> **YOUR OBJECTIVE**
Find every line in the records below that holds the word "الشرق" and copy it.

##### MATERIALS PROVIDED #####

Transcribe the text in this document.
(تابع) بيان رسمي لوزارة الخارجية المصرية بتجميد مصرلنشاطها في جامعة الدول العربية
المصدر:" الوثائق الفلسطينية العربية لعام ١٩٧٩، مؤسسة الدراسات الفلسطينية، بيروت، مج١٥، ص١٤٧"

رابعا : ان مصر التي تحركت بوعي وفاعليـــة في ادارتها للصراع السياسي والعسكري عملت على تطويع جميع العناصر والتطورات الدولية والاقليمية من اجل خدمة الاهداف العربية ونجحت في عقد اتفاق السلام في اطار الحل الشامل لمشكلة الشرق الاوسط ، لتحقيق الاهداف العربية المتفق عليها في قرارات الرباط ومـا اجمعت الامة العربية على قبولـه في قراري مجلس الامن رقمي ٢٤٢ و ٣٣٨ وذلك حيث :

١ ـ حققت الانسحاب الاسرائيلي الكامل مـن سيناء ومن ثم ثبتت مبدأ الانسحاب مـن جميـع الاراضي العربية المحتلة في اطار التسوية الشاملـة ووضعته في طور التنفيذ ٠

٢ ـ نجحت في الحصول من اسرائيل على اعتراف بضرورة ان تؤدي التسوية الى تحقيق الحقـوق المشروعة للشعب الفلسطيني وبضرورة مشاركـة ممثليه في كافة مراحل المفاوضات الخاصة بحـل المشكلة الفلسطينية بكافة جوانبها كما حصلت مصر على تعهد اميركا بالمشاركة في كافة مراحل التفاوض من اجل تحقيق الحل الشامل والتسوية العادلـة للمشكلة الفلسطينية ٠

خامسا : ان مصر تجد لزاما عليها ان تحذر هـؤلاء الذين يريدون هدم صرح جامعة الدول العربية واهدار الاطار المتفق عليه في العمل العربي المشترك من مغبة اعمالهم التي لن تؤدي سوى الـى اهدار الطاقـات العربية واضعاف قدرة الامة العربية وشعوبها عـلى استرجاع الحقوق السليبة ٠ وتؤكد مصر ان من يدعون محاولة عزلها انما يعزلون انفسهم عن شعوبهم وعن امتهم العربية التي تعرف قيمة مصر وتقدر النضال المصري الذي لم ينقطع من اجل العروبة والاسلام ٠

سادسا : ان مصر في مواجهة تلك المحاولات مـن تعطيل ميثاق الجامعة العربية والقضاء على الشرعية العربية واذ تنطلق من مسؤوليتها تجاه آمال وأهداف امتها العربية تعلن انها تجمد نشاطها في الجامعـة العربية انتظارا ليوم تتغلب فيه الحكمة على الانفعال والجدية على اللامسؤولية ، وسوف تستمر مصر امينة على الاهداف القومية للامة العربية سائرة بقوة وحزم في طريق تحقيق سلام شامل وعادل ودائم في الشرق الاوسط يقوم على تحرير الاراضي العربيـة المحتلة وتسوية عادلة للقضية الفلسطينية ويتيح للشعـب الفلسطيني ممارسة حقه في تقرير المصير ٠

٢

#####

> **FINAL RESULT**
رابعا : ان مصر التي تحركت بوعي وفاعليـــة في ادارتها للصراع السياسي والعسكري عملت على تطويع جميع العناصر والتطورات الدولية والاقليمية من اجل خدمة الاهداف العربية ونجحت في عقد اتفاق السلام في اطار الحل الشامل لمشكلة الشرق الاوسط ، لتحقيق الاهداف العربية المتفق عليها في قرارات الرباط ومـا اجمعت الامة العربية على قبولـه في قراري مجلس الامن رقمي ٢٤٢ و ٣٣٨ وذلك حيث :
سادسا : ان مصر في مواجهة تلك المحاولات مـن تعطيل ميثاق الجامعة العربية والقضاء على الشرعية العربية واذ تنطلق من مسؤوليتها تجاه آمال وأهداف امتها العربية تعلن انها تجمد نشاطها في الجامعـة العربية انتظارا ليوم تتغلب فيه الحكمة على الانفعال والجدية على اللامسؤولية ، وسوف تستمر مصر امينة على الاهداف القومية للامة العربية سائرة بقوة وحزم في طريق تحقيق سلام شامل وعادل ودائم في الشرق الاوسط يقوم على تحرير الاراضي العربيـة المحتلة وتسوية عادلة للقضية الفلسطينية ويتيح للشعـب الفلسطيني ممارسة حقه في تقرير المصير ٠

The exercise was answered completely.